Figure record extracts

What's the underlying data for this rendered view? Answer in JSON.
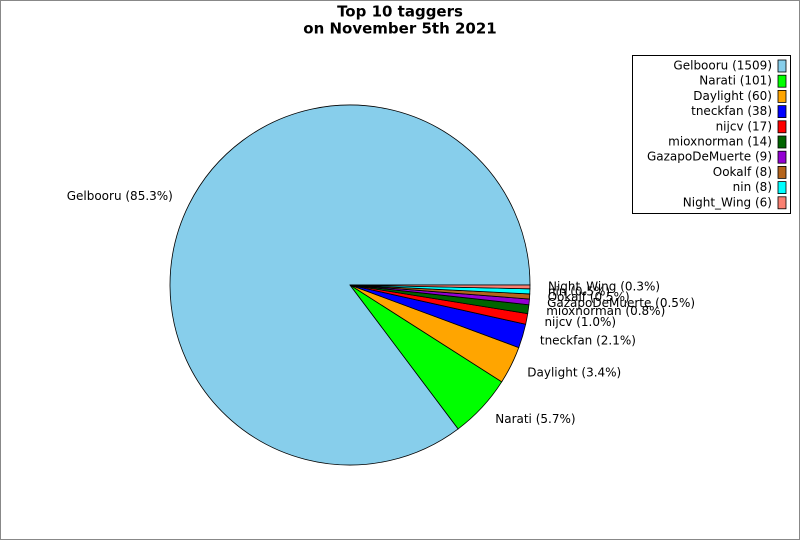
{
  "chart_data": {
    "type": "pie",
    "title": [
      "Top 10 taggers",
      "on November 5th 2021"
    ],
    "values": [
      1509,
      101,
      60,
      38,
      17,
      14,
      9,
      8,
      8,
      6
    ],
    "legend_labels": [
      "Gelbooru (1509)",
      "Narati (101)",
      "Daylight (60)",
      "tneckfan (38)",
      "nijcv (17)",
      "mioxnorman (14)",
      "GazapoDeMuerte (9)",
      "Ookalf (8)",
      "nin (8)",
      "Night_Wing (6)"
    ],
    "value_labels": [
      "Gelbooru (85.3%)",
      "Narati (5.7%)",
      "Daylight (3.4%)",
      "tneckfan (2.1%)",
      "nijcv (1.0%)",
      "mioxnorman (0.8%)",
      "GazapoDeMuerte (0.5%)",
      "Ookalf (0.5%)",
      "nin (0.5%)",
      "Night_Wing (0.3%)"
    ],
    "colors": [
      "#87ceeb",
      "#00ff00",
      "#ffa500",
      "#0000ff",
      "#ff0000",
      "#006400",
      "#9400d3",
      "#b5651d",
      "#00ffff",
      "#fa8072"
    ],
    "legend": "upper right"
  }
}
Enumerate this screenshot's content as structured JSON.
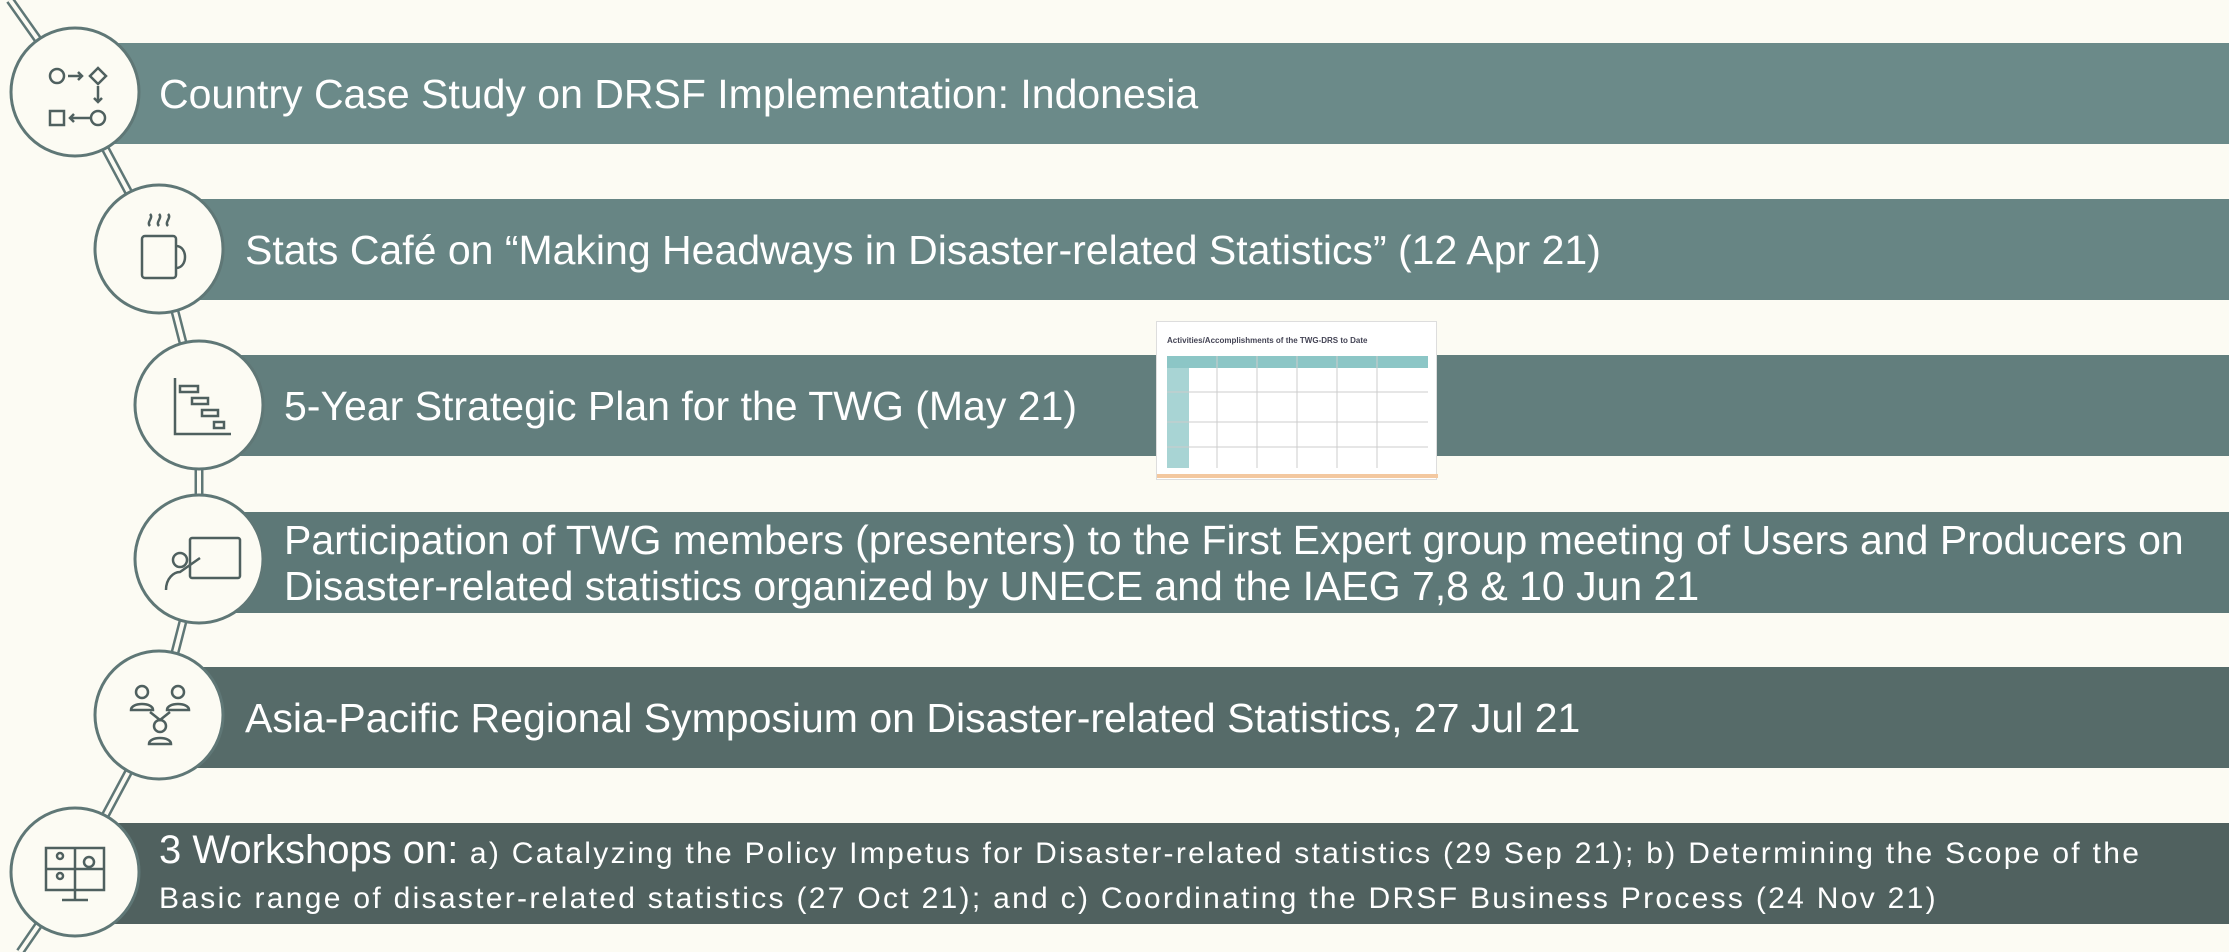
{
  "items": [
    {
      "text": "Country Case Study on DRSF Implementation: Indonesia"
    },
    {
      "text": "Stats Café on “Making Headways in Disaster-related Statistics” (12 Apr 21)"
    },
    {
      "text": "5-Year Strategic Plan for the TWG (May 21)"
    },
    {
      "text": "Participation of TWG members (presenters) to the First Expert group meeting of Users and Producers on Disaster-related statistics organized by UNECE and the IAEG 7,8 & 10 Jun 21"
    },
    {
      "text": "Asia-Pacific Regional Symposium on Disaster-related Statistics, 27 Jul 21"
    },
    {
      "lead": "3 Workshops on:",
      "detail": "a) Catalyzing the Policy Impetus for Disaster-related statistics (29 Sep 21); b) Determining the Scope of the Basic range of disaster-related statistics (27 Oct 21); and c) Coordinating the DRSF Business Process (24 Nov 21)"
    }
  ],
  "thumbnail": {
    "title": "Activities/Accomplishments of the TWG-DRS to Date"
  }
}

Short problem — Copy every line of the data that holds the string "JSON".

Problem solution —
What's the underlying data for this rendered view? Answer in JSON.
Enumerate this screenshot's content as structured JSON.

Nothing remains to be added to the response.